**Aim**. Below is a block of data; give all of it again word for word.

**Raw records**.
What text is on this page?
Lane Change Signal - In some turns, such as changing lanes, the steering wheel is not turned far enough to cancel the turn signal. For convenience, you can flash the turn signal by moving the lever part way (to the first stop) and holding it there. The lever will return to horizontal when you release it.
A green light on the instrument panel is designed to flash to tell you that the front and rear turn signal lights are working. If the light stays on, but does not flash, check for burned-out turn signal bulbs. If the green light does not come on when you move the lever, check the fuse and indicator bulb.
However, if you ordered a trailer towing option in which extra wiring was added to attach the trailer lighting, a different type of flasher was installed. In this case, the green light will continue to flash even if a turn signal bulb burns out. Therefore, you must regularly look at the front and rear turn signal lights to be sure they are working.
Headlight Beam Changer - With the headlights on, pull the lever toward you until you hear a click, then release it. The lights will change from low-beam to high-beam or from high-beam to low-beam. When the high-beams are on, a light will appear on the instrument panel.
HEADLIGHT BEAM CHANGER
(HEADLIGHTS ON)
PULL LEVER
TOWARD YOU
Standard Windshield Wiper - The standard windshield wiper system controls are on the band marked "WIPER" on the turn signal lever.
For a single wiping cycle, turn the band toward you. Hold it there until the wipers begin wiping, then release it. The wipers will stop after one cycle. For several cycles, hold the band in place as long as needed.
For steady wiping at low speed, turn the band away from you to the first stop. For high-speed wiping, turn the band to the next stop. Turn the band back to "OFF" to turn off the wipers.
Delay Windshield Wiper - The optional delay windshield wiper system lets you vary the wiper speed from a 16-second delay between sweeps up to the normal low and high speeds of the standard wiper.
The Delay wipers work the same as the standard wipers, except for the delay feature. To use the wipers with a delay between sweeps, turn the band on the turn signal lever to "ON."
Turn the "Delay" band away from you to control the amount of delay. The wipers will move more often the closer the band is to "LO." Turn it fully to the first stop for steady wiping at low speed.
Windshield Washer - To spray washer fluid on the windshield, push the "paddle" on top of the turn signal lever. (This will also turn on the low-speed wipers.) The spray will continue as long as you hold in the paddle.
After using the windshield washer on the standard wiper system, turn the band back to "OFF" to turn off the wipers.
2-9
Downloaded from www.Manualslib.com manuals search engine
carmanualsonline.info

**The response**.
What text is on this page?
Lane Change Signal - In some turns, such as changing lanes, the steering wheel is not turned far enough to cancel the turn signal. For convenience, you can flash the turn signal by moving the lever part way (to the first stop) and holding it there. The lever will return to horizontal when you release it.
A green light on the instrument panel is designed to flash to tell you that the front and rear turn signal lights are working. If the light stays on, but does not flash, check for burned-out turn signal bulbs. If the green light does not come on when you move the lever, check the fuse and indicator bulb.
However, if you ordered a trailer towing option in which extra wiring was added to attach the trailer lighting, a different type of flasher was installed. In this case, the green light will continue to flash even if a turn signal bulb burns out. Therefore, you must regularly look at the front and rear turn signal lights to be sure they are working.
Headlight Beam Changer - With the headlights on, pull the lever toward you until you hear a click, then release it. The lights will change from low-beam to high-beam or from high-beam to low-beam. When the high-beams are on, a light will appear on the instrument panel.
HEADLIGHT BEAM CHANGER
(HEADLIGHTS ON)
PULL LEVER
TOWARD YOU
Standard Windshield Wiper - The standard windshield wiper system controls are on the band marked "WIPER" on the turn signal lever.
For a single wiping cycle, turn the band toward you. Hold it there until the wipers begin wiping, then release it. The wipers will stop after one cycle. For several cycles, hold the band in place as long as needed.
For steady wiping at low speed, turn the band away from you to the first stop. For high-speed wiping, turn the band to the next stop. Turn the band back to "OFF" to turn off the wipers.
Delay Windshield Wiper - The optional delay windshield wiper system lets you vary the wiper speed from a 16-second delay between sweeps up to the normal low and high speeds of the standard wiper.
The Delay wipers work the same as the standard wipers, except for the delay feature. To use the wipers with a delay between sweeps, turn the band on the turn signal lever to "ON."
Turn the "Delay" band away from you to control the amount of delay. The wipers will move more often the closer the band is to "LO." Turn it fully to the first stop for steady wiping at low speed.
Windshield Washer - To spray washer fluid on the windshield, push the "paddle" on top of the turn signal lever. (This will also turn on the low-speed wipers.) The spray will continue as long as you hold in the paddle.
After using the windshield washer on the standard wiper system, turn the band back to "OFF" to turn off the wipers.
2-9
Downloaded from www.Manualslib.com manuals search engine
carmanualsonline.info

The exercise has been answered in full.